Structured figure records
......
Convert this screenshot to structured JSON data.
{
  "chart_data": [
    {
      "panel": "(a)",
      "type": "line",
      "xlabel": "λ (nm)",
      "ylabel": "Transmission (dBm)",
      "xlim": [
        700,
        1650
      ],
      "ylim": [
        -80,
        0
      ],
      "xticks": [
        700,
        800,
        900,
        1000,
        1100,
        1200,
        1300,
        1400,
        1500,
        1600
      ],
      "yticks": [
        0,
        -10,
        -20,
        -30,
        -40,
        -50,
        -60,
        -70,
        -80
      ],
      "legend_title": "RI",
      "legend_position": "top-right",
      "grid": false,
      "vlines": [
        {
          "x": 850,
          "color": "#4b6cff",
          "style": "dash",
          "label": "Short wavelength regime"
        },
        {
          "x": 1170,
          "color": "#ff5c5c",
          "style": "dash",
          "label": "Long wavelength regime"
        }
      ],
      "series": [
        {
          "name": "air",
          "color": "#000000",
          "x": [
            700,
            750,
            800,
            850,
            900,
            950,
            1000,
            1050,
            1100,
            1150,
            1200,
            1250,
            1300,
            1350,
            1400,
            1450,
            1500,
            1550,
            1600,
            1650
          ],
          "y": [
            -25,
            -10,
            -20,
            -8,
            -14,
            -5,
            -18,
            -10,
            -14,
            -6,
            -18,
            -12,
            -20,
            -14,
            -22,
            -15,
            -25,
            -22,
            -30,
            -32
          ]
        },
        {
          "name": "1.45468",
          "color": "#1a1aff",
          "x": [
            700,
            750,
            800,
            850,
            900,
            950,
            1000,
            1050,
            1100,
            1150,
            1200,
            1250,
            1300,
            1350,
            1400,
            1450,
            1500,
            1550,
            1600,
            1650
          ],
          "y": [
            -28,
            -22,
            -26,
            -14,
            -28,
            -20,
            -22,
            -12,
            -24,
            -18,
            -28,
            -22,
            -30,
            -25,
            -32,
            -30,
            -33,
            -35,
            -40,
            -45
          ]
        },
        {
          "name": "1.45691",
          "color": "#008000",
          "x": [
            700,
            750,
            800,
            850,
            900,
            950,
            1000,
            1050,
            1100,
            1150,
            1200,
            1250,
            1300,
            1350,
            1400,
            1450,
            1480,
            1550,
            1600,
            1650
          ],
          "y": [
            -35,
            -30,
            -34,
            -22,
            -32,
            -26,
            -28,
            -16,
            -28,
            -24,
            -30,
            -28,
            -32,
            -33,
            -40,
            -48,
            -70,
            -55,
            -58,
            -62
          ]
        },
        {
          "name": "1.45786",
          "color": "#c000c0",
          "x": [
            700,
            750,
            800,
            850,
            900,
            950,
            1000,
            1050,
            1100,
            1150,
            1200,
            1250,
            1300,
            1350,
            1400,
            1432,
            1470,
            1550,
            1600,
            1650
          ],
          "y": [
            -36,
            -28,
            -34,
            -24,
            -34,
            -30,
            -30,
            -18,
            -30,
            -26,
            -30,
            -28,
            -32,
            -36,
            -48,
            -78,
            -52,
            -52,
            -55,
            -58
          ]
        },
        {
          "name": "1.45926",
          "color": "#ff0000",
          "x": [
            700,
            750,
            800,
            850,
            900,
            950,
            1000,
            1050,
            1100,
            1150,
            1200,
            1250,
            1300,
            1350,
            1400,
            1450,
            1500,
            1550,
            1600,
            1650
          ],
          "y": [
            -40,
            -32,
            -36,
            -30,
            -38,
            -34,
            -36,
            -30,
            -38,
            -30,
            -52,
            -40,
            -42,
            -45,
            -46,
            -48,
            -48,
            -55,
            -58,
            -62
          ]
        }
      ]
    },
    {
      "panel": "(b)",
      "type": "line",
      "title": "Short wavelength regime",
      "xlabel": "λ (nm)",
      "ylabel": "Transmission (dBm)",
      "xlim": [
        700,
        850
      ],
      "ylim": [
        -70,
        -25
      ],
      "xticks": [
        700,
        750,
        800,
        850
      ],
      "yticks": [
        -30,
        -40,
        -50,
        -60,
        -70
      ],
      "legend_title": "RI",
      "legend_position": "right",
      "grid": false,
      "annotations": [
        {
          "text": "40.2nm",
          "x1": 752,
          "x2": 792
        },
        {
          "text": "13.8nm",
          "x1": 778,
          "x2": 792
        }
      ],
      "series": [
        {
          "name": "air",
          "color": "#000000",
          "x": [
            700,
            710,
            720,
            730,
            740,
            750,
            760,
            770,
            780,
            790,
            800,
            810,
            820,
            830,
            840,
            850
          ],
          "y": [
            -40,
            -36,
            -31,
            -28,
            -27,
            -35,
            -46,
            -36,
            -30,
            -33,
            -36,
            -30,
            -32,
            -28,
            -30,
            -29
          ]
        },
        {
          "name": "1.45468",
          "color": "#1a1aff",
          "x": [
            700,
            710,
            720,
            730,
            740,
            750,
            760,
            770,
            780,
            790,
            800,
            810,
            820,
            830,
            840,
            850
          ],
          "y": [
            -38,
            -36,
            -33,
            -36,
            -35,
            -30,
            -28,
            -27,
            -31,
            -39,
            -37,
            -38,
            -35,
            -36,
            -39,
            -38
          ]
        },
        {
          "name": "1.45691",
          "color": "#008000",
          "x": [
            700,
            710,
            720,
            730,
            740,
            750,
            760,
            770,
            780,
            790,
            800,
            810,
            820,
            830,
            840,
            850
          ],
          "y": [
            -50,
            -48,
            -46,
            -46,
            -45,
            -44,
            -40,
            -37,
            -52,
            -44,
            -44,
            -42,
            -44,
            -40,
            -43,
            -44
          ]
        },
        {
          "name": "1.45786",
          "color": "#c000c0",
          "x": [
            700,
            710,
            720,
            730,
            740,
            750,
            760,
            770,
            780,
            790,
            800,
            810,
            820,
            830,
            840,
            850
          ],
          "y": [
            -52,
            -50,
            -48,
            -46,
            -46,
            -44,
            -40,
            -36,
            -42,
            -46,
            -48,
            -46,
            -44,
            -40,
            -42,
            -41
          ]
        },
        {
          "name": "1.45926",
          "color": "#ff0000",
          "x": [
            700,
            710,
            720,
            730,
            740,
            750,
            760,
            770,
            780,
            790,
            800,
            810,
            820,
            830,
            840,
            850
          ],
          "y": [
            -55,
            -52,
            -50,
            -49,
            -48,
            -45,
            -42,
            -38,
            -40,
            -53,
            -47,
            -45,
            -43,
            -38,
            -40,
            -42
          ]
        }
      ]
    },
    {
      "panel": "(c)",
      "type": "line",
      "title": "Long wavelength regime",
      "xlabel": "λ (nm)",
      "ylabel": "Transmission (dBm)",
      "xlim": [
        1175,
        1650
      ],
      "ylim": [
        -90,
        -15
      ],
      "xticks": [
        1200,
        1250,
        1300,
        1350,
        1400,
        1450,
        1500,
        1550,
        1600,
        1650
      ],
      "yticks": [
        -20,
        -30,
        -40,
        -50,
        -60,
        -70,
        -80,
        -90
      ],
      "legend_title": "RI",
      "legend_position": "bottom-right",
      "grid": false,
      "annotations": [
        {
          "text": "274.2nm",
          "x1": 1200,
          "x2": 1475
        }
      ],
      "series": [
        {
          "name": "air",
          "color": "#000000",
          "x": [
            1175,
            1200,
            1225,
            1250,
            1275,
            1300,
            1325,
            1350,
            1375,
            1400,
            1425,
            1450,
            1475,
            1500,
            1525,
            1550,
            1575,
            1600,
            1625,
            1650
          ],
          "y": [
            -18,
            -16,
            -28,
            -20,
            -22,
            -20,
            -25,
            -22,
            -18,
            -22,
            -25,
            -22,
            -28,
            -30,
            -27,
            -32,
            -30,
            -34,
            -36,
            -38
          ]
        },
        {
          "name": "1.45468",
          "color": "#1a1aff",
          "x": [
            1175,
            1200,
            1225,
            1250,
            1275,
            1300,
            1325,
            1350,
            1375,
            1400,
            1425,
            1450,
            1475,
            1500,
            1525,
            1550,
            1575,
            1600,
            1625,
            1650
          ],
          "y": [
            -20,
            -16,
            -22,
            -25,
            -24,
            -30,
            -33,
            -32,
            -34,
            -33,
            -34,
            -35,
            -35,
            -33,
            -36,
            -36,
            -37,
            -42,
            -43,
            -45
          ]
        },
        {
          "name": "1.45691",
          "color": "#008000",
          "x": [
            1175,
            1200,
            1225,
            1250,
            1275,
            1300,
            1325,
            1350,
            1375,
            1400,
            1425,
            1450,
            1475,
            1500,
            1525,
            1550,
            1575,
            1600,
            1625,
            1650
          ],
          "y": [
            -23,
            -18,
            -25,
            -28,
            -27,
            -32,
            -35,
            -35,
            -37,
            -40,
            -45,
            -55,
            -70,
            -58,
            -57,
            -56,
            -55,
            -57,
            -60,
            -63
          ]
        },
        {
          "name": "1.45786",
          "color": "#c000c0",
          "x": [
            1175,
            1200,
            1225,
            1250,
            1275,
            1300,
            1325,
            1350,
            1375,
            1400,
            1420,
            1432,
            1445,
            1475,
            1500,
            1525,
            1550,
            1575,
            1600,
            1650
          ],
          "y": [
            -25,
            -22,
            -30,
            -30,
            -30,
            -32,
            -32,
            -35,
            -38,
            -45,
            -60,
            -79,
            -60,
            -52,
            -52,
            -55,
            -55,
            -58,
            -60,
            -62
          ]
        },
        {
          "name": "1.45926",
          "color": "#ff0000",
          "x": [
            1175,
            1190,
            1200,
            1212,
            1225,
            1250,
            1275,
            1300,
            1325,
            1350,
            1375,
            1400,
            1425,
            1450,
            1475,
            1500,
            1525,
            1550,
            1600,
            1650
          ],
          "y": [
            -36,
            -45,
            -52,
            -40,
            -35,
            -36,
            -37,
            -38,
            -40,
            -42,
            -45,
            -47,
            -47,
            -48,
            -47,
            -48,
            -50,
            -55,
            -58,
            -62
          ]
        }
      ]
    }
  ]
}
......
### Work to be completed
Some lines of the data above may hold the word "Long"; report how many do, and nothing else.

### Solution to this exercise
2